_Text shown:_

····················

32.              Section 53 allows the court to make interim orders in respect of matrimonial property.

 

33.              The appellant argues that the pith and substance of the Family Relations Act is the division of matrimonial property, not the use of Indian lands. She further argues that it in no way encroaches on the exclusive federal jurisdiction as to the use of Indian lands. She is supported in these views by the Attorney General of British Columbia and the Attorney General of Ontario.

 

34.              With respect I do not accept the latter proposition where Indian lands are involved.

 

35.              The various orders that can be made under s. 52(2) deal inter alia with ownership, right of possession, transfer of title, partition or sale of property, severance of joint tenancy.

 

36.              K. M. Lysyk, "Constitutional Developments Relating to Indians and Indian Lands: an Overview", in [1978] L.S.U.C. Special Lectures 201, writes at p. 227, footnote 49:

 

As to what is embraced within provincial "land law" in this sense, Laskin, C.J. observed in Morgan v. Attorney General for Prince Edward Island, [1976] 2 S.C.R. 349 at 357, that: "The power of a provincial legislature to regulate the way in which land in the province may be held, how it may be transferred, how it may be used (and this, whether the land be privately owned or be land held by the Crown in right of the province) is not contested." By analogy, presumably the matters contained within exclusive federal authority over Indian reserve lands include regulation of the manner of land‑holding, disposition of interests in reserve lands and how reserve lands may be used (e.g., zoning regulations).

 

37.              I cannot but agree with the Attorney General of Canada who writes in his factum:

 

                   In essence, Part 3 of the Family Relations Act is legislation which regulates who may own or possess land or other property. Its true nature and character is to regulate the right to the beneficial use of property and its revenues and the disposition thereof.

 

38.              I also agree with the following submission of the Attorney General of Canada:

 

To paraphrase the ratio of the Court below: if one is declared to be entitled to an interest in a Certificate of Possession issued pursuant to section 20  of the Indian Act  then one has a right to possess the lands to which the Certificate applies and hence the right to use those lands.

 

39.              The Attorney General of British Columbia submitted on the other hand that what the Indian Act  seeks to protect is the band interest, the group interest in lands, not the individual interest. By an order under the Family Relations Act only the latter would be affected.

 

40.              In my view that proposition is erroneous. As put by the respondent:

 

The interest of an Indian Band in its reserve lands is not limited to a reversionary interest, but includes an interest in ensuring that the present use of lands is for the benefit of the Band. Section 20  of the Indian Act  gives the Band Council authority to allocate possession of reserve lands to individual band members. Section 60  provides that the Band may be given additional powers to manage reserve lands. By reallocating possession of reserve land, Part 3 of the Family Relations Act would significantly impact on the ability of the Band and the federal Crown to ensure that reserve lands are used for the benefit of the Band.

····················

_Written task 1:_ Reproduce the stretch of the judgment excerpt from "38.              I also" through "use those lands." word for word.

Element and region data

····················

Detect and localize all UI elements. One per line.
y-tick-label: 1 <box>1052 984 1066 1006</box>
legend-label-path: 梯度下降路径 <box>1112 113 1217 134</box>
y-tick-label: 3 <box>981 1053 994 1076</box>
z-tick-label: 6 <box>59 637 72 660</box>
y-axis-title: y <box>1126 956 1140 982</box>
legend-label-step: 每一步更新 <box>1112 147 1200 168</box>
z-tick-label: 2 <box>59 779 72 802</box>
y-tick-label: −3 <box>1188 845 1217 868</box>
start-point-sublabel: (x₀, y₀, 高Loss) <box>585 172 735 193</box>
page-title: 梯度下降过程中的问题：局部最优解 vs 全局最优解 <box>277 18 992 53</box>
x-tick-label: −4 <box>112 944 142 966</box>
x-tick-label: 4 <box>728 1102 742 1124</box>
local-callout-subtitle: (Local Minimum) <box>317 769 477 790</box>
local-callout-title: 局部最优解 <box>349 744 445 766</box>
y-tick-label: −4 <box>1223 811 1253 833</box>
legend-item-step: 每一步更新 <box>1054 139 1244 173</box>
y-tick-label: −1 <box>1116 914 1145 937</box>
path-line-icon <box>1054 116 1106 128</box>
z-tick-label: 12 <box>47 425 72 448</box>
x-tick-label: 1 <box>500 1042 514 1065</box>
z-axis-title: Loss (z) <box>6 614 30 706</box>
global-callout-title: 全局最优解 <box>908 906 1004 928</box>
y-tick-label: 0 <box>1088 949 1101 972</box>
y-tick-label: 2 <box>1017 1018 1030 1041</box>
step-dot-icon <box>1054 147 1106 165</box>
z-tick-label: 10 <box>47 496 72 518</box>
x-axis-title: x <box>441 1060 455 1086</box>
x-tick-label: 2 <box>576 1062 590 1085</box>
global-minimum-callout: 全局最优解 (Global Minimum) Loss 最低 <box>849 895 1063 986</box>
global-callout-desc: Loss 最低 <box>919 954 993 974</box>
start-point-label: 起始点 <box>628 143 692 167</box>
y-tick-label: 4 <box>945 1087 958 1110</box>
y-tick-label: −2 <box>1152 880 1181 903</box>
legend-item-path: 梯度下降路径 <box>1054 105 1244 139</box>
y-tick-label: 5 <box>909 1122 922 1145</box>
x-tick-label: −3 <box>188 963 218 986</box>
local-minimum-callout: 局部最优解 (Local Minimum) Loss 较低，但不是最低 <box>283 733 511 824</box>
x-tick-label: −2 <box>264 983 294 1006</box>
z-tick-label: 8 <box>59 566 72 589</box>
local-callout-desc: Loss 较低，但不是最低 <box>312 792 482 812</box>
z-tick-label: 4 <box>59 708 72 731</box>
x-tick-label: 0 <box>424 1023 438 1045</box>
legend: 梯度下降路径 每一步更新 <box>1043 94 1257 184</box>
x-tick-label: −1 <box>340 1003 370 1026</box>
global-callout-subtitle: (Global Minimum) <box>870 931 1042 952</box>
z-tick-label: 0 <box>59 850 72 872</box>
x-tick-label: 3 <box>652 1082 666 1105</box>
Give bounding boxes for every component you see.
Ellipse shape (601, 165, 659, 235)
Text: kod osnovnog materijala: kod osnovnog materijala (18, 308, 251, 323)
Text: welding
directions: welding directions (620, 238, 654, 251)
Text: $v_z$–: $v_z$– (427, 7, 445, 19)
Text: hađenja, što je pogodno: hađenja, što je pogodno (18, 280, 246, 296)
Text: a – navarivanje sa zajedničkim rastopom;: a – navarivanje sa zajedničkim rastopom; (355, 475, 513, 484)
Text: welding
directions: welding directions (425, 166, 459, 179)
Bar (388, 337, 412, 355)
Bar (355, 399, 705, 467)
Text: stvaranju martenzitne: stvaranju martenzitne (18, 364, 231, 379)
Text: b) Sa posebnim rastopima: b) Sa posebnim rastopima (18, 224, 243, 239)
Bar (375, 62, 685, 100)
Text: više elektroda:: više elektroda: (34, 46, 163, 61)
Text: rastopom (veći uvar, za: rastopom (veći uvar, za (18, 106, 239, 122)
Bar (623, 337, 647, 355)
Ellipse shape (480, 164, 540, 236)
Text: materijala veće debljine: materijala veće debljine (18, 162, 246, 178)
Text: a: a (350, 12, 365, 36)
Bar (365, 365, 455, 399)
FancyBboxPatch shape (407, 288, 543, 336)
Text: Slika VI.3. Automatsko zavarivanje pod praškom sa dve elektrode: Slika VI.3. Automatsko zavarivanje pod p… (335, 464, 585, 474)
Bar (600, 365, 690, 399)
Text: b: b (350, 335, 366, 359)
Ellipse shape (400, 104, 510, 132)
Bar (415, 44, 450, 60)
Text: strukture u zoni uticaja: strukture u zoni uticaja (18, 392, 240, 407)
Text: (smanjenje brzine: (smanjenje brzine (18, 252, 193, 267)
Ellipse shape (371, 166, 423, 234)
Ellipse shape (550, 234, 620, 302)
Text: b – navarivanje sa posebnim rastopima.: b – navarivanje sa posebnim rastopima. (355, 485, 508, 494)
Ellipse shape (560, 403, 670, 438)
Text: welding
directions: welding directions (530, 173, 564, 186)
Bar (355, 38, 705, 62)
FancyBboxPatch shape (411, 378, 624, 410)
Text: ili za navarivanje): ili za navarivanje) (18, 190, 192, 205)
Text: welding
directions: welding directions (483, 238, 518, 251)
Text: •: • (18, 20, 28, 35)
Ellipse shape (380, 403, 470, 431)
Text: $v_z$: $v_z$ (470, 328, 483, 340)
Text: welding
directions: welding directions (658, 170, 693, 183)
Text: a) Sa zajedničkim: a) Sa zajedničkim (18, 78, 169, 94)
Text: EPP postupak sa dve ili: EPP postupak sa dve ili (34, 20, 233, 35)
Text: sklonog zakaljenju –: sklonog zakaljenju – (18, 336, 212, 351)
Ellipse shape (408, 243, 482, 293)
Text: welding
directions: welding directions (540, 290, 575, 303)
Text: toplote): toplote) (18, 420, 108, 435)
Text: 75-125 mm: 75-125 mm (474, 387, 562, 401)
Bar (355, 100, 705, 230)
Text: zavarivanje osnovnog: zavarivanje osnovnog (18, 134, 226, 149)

····················

_Written task 2:_ List every line of the records that contains the string "item". Match case exactly.

_Worked solution 1:_
38.              I also agree with the following submission of the Attorney General of Canada:

 

To paraphrase the ratio of the Court below: if one is declared to be entitled to an interest in a Certificate of Possession issued pursuant to section 20  of the Indian Act  then one has a right to possess the lands to which the Certificate applies and hence the right to use those lands.

_Worked solution 2:_
legend-item-step: 每一步更新 <box>1054 139 1244 173</box>
legend-item-path: 梯度下降路径 <box>1054 105 1244 139</box>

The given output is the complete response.